## Task brief
Swap "data-label" for "value-label" throughout the entries below, and write them out again with nothing else changed.

## Record extracts

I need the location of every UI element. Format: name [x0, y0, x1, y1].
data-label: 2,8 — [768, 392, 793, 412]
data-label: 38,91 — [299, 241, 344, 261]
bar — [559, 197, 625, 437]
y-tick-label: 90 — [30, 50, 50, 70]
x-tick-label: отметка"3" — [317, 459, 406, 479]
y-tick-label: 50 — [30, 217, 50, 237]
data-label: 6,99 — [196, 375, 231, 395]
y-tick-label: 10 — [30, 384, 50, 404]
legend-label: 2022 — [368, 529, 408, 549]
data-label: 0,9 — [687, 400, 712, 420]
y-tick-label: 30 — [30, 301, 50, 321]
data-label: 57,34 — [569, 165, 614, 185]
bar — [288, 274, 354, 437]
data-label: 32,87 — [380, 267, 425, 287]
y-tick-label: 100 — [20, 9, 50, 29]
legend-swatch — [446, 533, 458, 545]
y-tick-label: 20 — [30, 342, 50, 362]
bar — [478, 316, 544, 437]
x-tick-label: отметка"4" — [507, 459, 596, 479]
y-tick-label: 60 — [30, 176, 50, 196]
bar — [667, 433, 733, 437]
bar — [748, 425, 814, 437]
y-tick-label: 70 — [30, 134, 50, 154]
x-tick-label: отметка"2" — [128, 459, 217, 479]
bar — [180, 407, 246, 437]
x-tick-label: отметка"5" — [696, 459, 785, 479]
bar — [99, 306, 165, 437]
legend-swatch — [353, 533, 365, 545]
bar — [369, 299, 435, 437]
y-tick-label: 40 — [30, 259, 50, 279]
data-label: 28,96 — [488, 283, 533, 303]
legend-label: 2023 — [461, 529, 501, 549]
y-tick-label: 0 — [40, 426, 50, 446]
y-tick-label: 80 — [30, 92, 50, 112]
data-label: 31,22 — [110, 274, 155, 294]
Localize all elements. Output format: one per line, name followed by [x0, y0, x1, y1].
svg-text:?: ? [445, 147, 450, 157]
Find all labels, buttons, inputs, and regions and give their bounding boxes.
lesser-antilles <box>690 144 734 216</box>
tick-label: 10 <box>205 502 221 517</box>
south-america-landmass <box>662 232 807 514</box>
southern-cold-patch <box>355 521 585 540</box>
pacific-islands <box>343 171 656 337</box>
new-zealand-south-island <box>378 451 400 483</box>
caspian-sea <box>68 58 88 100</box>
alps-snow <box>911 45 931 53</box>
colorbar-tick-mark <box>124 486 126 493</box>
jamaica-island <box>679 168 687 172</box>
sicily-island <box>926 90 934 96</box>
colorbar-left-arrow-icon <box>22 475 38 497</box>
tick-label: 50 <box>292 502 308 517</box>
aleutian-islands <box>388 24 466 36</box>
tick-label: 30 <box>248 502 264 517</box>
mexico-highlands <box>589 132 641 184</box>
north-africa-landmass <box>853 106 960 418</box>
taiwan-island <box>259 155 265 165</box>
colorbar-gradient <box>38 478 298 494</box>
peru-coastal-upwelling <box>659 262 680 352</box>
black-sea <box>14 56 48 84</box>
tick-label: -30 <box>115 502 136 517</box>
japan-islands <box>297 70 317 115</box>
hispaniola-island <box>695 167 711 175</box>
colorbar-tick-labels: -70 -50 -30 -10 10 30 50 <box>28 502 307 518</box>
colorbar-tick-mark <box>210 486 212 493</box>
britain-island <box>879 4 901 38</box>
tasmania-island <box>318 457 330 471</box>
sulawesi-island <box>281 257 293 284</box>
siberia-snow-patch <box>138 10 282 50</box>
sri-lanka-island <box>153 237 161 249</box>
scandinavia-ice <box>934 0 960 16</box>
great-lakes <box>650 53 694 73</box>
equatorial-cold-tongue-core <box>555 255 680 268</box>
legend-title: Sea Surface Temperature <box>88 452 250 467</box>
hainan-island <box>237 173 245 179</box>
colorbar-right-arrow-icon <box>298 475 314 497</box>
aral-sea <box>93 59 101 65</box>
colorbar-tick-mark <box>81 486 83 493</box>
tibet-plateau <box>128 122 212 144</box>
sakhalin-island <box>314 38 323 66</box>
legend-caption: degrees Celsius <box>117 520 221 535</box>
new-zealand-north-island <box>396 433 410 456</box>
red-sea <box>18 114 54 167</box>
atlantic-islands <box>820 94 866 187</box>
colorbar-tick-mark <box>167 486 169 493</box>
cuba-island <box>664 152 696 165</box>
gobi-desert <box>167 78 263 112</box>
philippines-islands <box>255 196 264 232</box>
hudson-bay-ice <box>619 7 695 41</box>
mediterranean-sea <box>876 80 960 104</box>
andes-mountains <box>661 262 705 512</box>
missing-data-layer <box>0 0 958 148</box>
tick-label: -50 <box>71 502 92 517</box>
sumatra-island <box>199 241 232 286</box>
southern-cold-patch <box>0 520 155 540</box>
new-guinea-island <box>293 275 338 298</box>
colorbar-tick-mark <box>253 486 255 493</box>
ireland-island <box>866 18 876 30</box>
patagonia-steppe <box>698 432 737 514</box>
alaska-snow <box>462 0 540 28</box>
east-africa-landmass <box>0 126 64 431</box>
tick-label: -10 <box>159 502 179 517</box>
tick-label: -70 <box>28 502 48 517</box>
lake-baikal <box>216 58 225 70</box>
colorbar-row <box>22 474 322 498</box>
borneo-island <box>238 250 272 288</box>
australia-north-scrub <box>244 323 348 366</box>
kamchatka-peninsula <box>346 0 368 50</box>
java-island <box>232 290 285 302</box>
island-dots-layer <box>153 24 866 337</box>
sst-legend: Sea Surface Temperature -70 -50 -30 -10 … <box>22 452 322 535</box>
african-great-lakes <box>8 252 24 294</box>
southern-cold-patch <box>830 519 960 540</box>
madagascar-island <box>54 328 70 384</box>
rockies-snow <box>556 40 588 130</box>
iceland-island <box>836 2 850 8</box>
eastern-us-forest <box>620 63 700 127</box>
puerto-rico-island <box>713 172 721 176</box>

## Result of this task
I need the location of every UI element. Format: name [x0, y0, x1, y1].
value-label: 2,8 — [768, 392, 793, 412]
value-label: 38,91 — [299, 241, 344, 261]
bar — [559, 197, 625, 437]
y-tick-label: 90 — [30, 50, 50, 70]
x-tick-label: отметка"3" — [317, 459, 406, 479]
y-tick-label: 50 — [30, 217, 50, 237]
value-label: 6,99 — [196, 375, 231, 395]
y-tick-label: 10 — [30, 384, 50, 404]
legend-label: 2022 — [368, 529, 408, 549]
value-label: 0,9 — [687, 400, 712, 420]
y-tick-label: 30 — [30, 301, 50, 321]
value-label: 57,34 — [569, 165, 614, 185]
bar — [288, 274, 354, 437]
value-label: 32,87 — [380, 267, 425, 287]
y-tick-label: 100 — [20, 9, 50, 29]
legend-swatch — [446, 533, 458, 545]
y-tick-label: 20 — [30, 342, 50, 362]
bar — [478, 316, 544, 437]
x-tick-label: отметка"4" — [507, 459, 596, 479]
y-tick-label: 60 — [30, 176, 50, 196]
bar — [667, 433, 733, 437]
bar — [748, 425, 814, 437]
y-tick-label: 70 — [30, 134, 50, 154]
x-tick-label: отметка"2" — [128, 459, 217, 479]
bar — [180, 407, 246, 437]
x-tick-label: отметка"5" — [696, 459, 785, 479]
bar — [99, 306, 165, 437]
legend-swatch — [353, 533, 365, 545]
bar — [369, 299, 435, 437]
y-tick-label: 40 — [30, 259, 50, 279]
value-label: 28,96 — [488, 283, 533, 303]
legend-label: 2023 — [461, 529, 501, 549]
y-tick-label: 0 — [40, 426, 50, 446]
y-tick-label: 80 — [30, 92, 50, 112]
value-label: 31,22 — [110, 274, 155, 294]
Localize all elements. Output format: one per line, name followed by [x0, y0, x1, y1].
svg-text:?: ? [445, 147, 450, 157]
Find all labels, buttons, inputs, and regions and give their bounding boxes.
lesser-antilles <box>690 144 734 216</box>
tick-label: 10 <box>205 502 221 517</box>
south-america-landmass <box>662 232 807 514</box>
southern-cold-patch <box>355 521 585 540</box>
pacific-islands <box>343 171 656 337</box>
new-zealand-south-island <box>378 451 400 483</box>
caspian-sea <box>68 58 88 100</box>
alps-snow <box>911 45 931 53</box>
colorbar-tick-mark <box>124 486 126 493</box>
jamaica-island <box>679 168 687 172</box>
sicily-island <box>926 90 934 96</box>
colorbar-left-arrow-icon <box>22 475 38 497</box>
tick-label: 50 <box>292 502 308 517</box>
aleutian-islands <box>388 24 466 36</box>
tick-label: 30 <box>248 502 264 517</box>
mexico-highlands <box>589 132 641 184</box>
north-africa-landmass <box>853 106 960 418</box>
taiwan-island <box>259 155 265 165</box>
colorbar-gradient <box>38 478 298 494</box>
peru-coastal-upwelling <box>659 262 680 352</box>
black-sea <box>14 56 48 84</box>
tick-label: -30 <box>115 502 136 517</box>
japan-islands <box>297 70 317 115</box>
hispaniola-island <box>695 167 711 175</box>
colorbar-tick-labels: -70 -50 -30 -10 10 30 50 <box>28 502 307 518</box>
colorbar-tick-mark <box>210 486 212 493</box>
britain-island <box>879 4 901 38</box>
tasmania-island <box>318 457 330 471</box>
sulawesi-island <box>281 257 293 284</box>
siberia-snow-patch <box>138 10 282 50</box>
sri-lanka-island <box>153 237 161 249</box>
scandinavia-ice <box>934 0 960 16</box>
great-lakes <box>650 53 694 73</box>
equatorial-cold-tongue-core <box>555 255 680 268</box>
legend-title: Sea Surface Temperature <box>88 452 250 467</box>
hainan-island <box>237 173 245 179</box>
colorbar-right-arrow-icon <box>298 475 314 497</box>
aral-sea <box>93 59 101 65</box>
colorbar-tick-mark <box>81 486 83 493</box>
tibet-plateau <box>128 122 212 144</box>
sakhalin-island <box>314 38 323 66</box>
legend-caption: degrees Celsius <box>117 520 221 535</box>
new-zealand-north-island <box>396 433 410 456</box>
red-sea <box>18 114 54 167</box>
atlantic-islands <box>820 94 866 187</box>
colorbar-tick-mark <box>167 486 169 493</box>
cuba-island <box>664 152 696 165</box>
gobi-desert <box>167 78 263 112</box>
philippines-islands <box>255 196 264 232</box>
hudson-bay-ice <box>619 7 695 41</box>
mediterranean-sea <box>876 80 960 104</box>
andes-mountains <box>661 262 705 512</box>
missing-data-layer <box>0 0 958 148</box>
tick-label: -50 <box>71 502 92 517</box>
sumatra-island <box>199 241 232 286</box>
southern-cold-patch <box>0 520 155 540</box>
new-guinea-island <box>293 275 338 298</box>
colorbar-tick-mark <box>253 486 255 493</box>
ireland-island <box>866 18 876 30</box>
patagonia-steppe <box>698 432 737 514</box>
alaska-snow <box>462 0 540 28</box>
east-africa-landmass <box>0 126 64 431</box>
tick-label: -10 <box>159 502 179 517</box>
tick-label: -70 <box>28 502 48 517</box>
lake-baikal <box>216 58 225 70</box>
colorbar-row <box>22 474 322 498</box>
borneo-island <box>238 250 272 288</box>
australia-north-scrub <box>244 323 348 366</box>
kamchatka-peninsula <box>346 0 368 50</box>
java-island <box>232 290 285 302</box>
island-dots-layer <box>153 24 866 337</box>
sst-legend: Sea Surface Temperature -70 -50 -30 -10 … <box>22 452 322 535</box>
african-great-lakes <box>8 252 24 294</box>
southern-cold-patch <box>830 519 960 540</box>
madagascar-island <box>54 328 70 384</box>
rockies-snow <box>556 40 588 130</box>
iceland-island <box>836 2 850 8</box>
eastern-us-forest <box>620 63 700 127</box>
puerto-rico-island <box>713 172 721 176</box>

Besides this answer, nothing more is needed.